Why not a single time zone?

Without reuniting Indiana into a single time zone, many see the switch to daylight-saving time as an incomplete and hollow achievement. Last week’s approval of less than half of the petitioning counties by the federal Department of Transportation need not be the underwhelming anticlimax of the past year’s political drama.

With encouragement from the voters, our legislators still have adequate time to send a bill over to the other house by Feb. 2, moving us closer to a single time zone. There are several active bills from which to choose. My personal favorite is SB 79, which has bipartisan sponsorship in the Senate.

With this action, the legislators and the DOT would end an unfortunate 45 years of Hoosier neighbors in different time zones, and also substantially reduce the continuing confusion as companies outside the state deal with Hoosier businesses in different time zones from one another. Numerous comments at the DOT docket, as well as many who spoke at the hearings, express the fervent desire of many Hoosiers to see the entire state once again unified on a single time.

If the legislature and the governor had deliberately undertaken to keep Indiana in two time zones, they could hardly have designed a more effective approach than encouraging the DOT to leave the decision-making with individual counties. In fact, in its ruling last week, the DOT as much as says that it would have considered a statewide proposal had the legislature or the governor simply asked.

......

[WHAT IS ASKED]
1 - In the Indiana time zone letter, list each number that is written with digits.
2 - Render this sentence from the Indiana time zone letter in Spanish: "There are several active bills from which to choose."
3 - From the Indiana time zone letter, quote the part that opens with the words containing "If the legislature" and closes with "governor simply asked.".

......

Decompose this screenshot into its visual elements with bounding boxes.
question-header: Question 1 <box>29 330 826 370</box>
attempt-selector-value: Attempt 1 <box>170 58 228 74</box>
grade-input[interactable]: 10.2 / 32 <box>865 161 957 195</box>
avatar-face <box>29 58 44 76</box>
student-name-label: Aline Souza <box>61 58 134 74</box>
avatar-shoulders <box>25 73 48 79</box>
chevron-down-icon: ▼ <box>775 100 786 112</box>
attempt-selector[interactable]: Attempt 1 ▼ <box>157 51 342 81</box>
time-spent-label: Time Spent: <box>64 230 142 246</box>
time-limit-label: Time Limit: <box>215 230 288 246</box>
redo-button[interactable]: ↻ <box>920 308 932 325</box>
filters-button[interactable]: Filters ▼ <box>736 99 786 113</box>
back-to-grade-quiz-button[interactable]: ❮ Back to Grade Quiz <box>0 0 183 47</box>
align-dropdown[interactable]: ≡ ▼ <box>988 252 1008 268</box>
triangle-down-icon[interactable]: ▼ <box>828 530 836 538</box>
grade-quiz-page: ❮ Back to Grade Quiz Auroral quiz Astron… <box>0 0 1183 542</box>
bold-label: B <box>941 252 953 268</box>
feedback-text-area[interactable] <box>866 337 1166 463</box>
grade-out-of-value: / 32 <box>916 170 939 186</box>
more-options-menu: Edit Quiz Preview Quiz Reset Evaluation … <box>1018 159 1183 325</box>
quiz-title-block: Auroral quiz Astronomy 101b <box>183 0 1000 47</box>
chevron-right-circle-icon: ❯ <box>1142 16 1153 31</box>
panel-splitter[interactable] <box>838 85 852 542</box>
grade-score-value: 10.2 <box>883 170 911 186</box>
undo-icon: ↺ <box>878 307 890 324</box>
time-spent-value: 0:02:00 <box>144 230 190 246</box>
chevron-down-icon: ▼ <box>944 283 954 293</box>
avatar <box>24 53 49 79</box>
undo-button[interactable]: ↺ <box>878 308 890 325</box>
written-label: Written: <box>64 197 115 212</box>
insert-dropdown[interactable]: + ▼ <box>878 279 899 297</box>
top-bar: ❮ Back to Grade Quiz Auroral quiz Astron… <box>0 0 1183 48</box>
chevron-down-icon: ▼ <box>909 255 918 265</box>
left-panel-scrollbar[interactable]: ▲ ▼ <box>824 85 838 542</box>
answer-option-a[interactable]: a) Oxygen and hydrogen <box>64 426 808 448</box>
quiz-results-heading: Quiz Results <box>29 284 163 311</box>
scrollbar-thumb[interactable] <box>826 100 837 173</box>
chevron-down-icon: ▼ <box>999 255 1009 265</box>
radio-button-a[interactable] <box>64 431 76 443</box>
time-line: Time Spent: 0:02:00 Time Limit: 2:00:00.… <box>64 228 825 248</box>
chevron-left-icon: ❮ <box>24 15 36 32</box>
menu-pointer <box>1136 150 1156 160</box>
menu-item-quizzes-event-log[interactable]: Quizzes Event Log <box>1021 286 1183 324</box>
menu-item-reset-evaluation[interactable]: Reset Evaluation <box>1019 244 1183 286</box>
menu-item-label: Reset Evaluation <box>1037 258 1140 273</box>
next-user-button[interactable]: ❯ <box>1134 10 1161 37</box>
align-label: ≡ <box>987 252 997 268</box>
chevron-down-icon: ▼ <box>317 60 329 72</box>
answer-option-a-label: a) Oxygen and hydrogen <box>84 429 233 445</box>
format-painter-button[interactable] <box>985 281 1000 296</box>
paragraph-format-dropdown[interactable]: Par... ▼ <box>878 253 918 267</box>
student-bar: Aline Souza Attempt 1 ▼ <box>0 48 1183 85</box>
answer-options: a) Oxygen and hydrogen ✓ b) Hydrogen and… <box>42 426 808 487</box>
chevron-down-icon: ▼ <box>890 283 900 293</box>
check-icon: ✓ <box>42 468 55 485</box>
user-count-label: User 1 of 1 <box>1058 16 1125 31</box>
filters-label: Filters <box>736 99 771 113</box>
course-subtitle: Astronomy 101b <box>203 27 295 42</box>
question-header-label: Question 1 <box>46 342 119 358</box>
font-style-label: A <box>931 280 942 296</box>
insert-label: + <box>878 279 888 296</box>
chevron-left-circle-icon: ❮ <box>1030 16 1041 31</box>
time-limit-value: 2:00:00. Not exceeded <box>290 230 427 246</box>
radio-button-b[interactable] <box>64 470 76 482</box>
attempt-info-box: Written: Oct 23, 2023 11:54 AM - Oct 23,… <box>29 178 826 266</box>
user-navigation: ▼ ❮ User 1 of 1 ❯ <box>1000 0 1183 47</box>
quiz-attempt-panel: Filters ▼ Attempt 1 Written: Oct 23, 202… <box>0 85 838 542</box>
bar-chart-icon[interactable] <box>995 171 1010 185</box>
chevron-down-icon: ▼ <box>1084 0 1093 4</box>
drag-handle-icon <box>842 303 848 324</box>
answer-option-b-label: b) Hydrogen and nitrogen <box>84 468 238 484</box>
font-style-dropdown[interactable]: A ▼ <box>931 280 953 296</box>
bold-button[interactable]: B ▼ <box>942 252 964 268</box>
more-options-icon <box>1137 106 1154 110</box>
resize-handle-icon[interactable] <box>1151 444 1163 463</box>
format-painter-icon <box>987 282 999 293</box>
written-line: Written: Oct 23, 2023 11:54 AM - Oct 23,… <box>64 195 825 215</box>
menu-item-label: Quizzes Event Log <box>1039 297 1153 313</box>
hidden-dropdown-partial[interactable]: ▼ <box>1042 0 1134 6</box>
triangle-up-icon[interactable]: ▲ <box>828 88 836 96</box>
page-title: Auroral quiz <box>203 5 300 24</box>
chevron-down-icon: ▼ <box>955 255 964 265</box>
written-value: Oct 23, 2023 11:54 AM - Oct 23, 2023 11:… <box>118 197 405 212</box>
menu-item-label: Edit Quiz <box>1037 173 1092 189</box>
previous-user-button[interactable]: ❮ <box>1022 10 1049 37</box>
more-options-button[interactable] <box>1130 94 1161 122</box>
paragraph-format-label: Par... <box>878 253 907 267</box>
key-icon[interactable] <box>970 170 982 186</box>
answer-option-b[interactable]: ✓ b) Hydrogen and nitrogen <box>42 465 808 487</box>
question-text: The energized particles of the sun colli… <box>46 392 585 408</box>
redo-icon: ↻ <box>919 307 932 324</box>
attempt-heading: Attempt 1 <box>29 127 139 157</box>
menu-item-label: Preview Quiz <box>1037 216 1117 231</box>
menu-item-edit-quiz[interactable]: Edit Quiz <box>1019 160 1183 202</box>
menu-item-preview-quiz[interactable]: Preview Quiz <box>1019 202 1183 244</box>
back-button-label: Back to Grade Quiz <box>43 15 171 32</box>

......

[SOLUTIONS PER TASK]
1 - 2 (in "Feb. 2"), 79 (in "SB 79"), 45 (in "45 years")

2 - Hay varios proyectos de ley activos entre los cuales elegir.

3 -
If the legislature and the governor had deliberately undertaken to keep Indiana in two time zones, they could hardly have designed a more effective approach than encouraging the DOT to leave the decision-making with individual counties. In fact, in its ruling last week, the DOT as much as says that it would have considered a statewide proposal had the legislature or the governor simply asked.